**WHAT THE EXERCISE ASKS**
Everything from the line that contains "Read out every word on this page." through the final line of the records below should be quoted exactly, except the pictures.

Items listed in a dataset
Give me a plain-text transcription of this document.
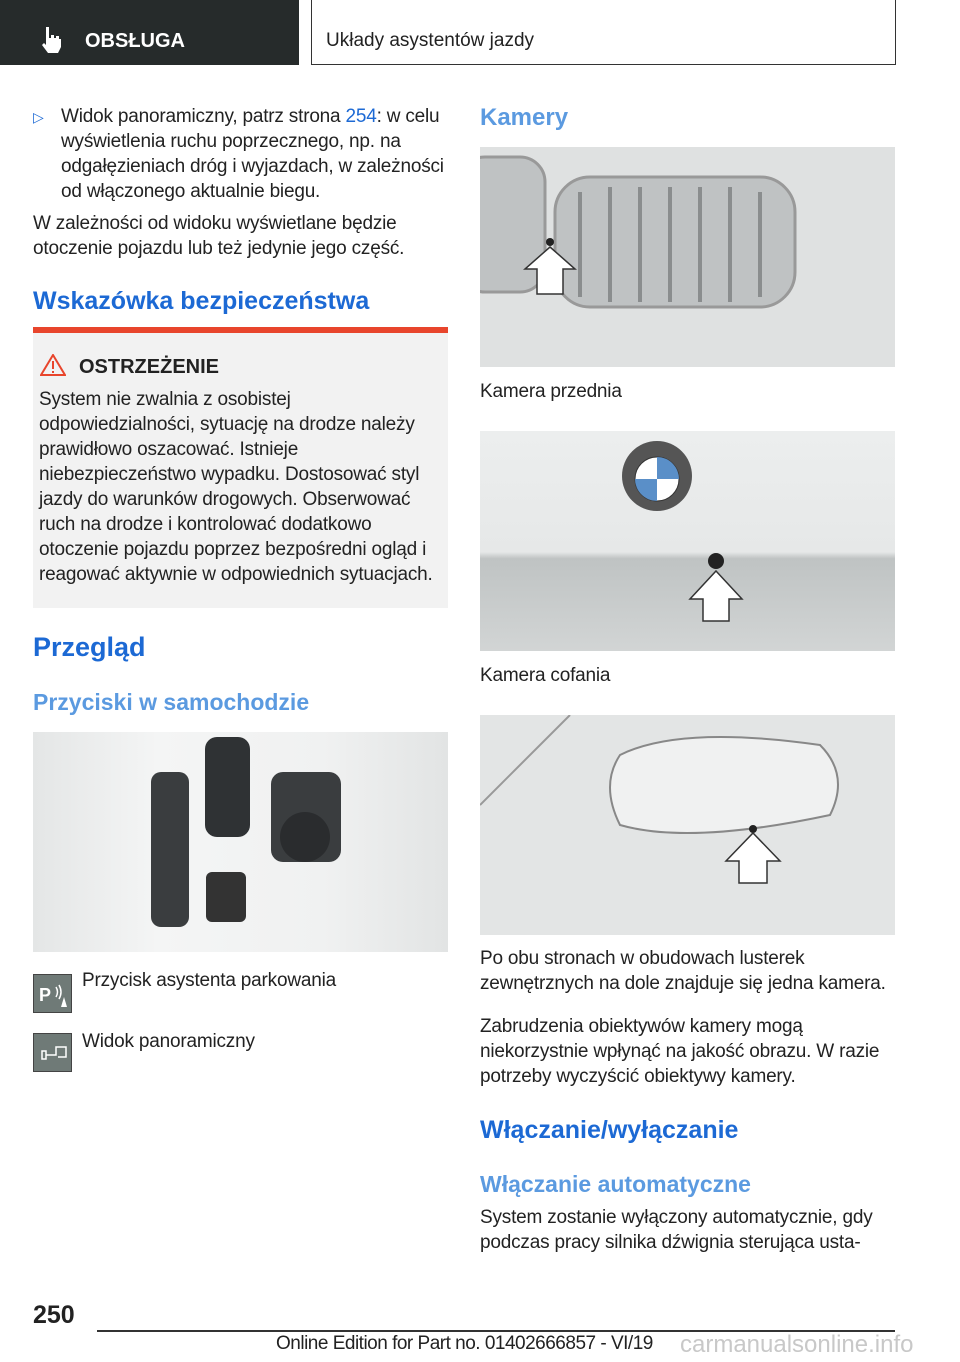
OBSŁUGA	Układy asystentów jazdy
▷ Widok panoramiczny, patrz strona 254: w celu wyświetlenia ruchu poprzecznego, np. na odgałęzieniach dróg i wyjazdach, w zależności od włączonego aktualnie biegu.
W zależności od widoku wyświetlane będzie otoczenie pojazdu lub też jedynie jego część.
Wskazówka bezpieczeństwa
OSTRZEŻENIE
System nie zwalnia z osobistej odpowiedzialności, sytuację na drodze należy prawidłowo oszacować. Istnieje niebezpieczeństwo wypadku. Dostosować styl jazdy do warunków drogowych. Obserwować ruch na drodze i kontrolować dodatkowo otoczenie pojazdu poprzez bezpośredni ogląd i reagować aktywnie w odpowiednich sytuacjach.
Przegląd
Przyciski w samochodzie
P
Przycisk asystenta parkowania
Widok panoramiczny
Kamery
Kamera przednia
Kamera cofania
Po obu stronach w obudowach lusterek zewnętrznych na dole znajduje się jedna kamera.
Zabrudzenia obiektywów kamery mogą niekorzystnie wpłynąć na jakość obrazu. W razie potrzeby wyczyścić obiektywy kamery.
Włączanie/wyłączanie
Włączanie automatyczne
System zostanie wyłączony automatycznie, gdy podczas pracy silnika dźwignia sterująca usta-
250
Online Edition for Part no. 01402666857 - VI/19 carmanualsonline.info
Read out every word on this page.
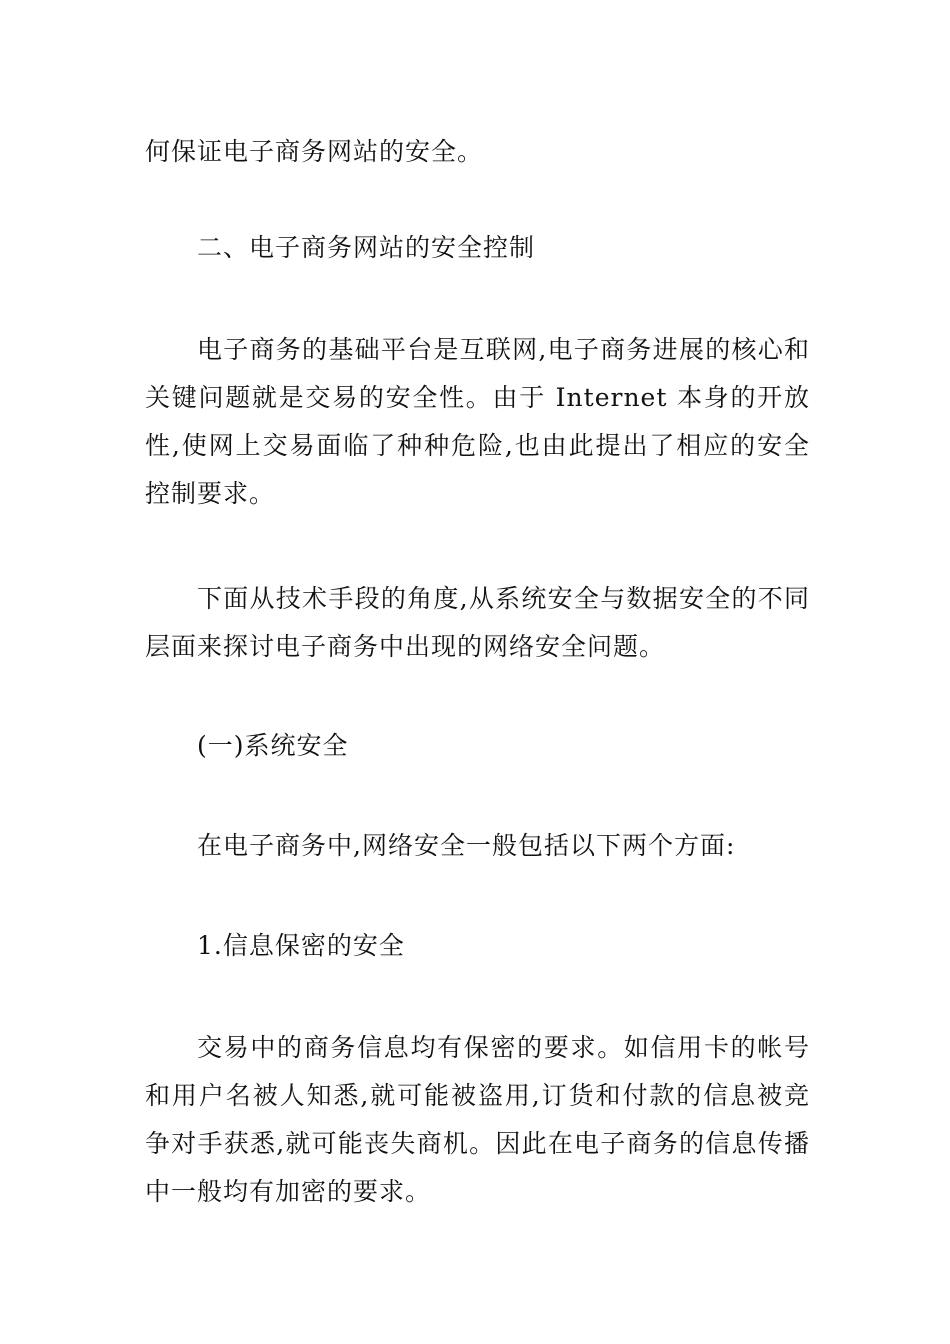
何保证电子商务网站的安全。

二、电子商务网站的安全控制

电子商务的基础平台是互联网,电子商务进展的核心和关键问题就是交易的安全性。由于 Internet 本身的开放性,使网上交易面临了种种危险,也由此提出了相应的安全控制要求。

下面从技术手段的角度,从系统安全与数据安全的不同层面来探讨电子商务中出现的网络安全问题。

(一)系统安全

在电子商务中,网络安全一般包括以下两个方面:

1.信息保密的安全

交易中的商务信息均有保密的要求。如信用卡的帐号和用户名被人知悉,就可能被盗用,订货和付款的信息被竞争对手获悉,就可能丧失商机。因此在电子商务的信息传播中一般均有加密的要求。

**COMPLETED TASK**
Read out every word on this page.
何保证电子商务网站的安全。

二、电子商务网站的安全控制

电子商务的基础平台是互联网,电子商务进展的核心和关键问题就是交易的安全性。由于 Internet 本身的开放性,使网上交易面临了种种危险,也由此提出了相应的安全控制要求。

下面从技术手段的角度,从系统安全与数据安全的不同层面来探讨电子商务中出现的网络安全问题。

(一)系统安全

在电子商务中,网络安全一般包括以下两个方面:

1.信息保密的安全

交易中的商务信息均有保密的要求。如信用卡的帐号和用户名被人知悉,就可能被盗用,订货和付款的信息被竞争对手获悉,就可能丧失商机。因此在电子商务的信息传播中一般均有加密的要求。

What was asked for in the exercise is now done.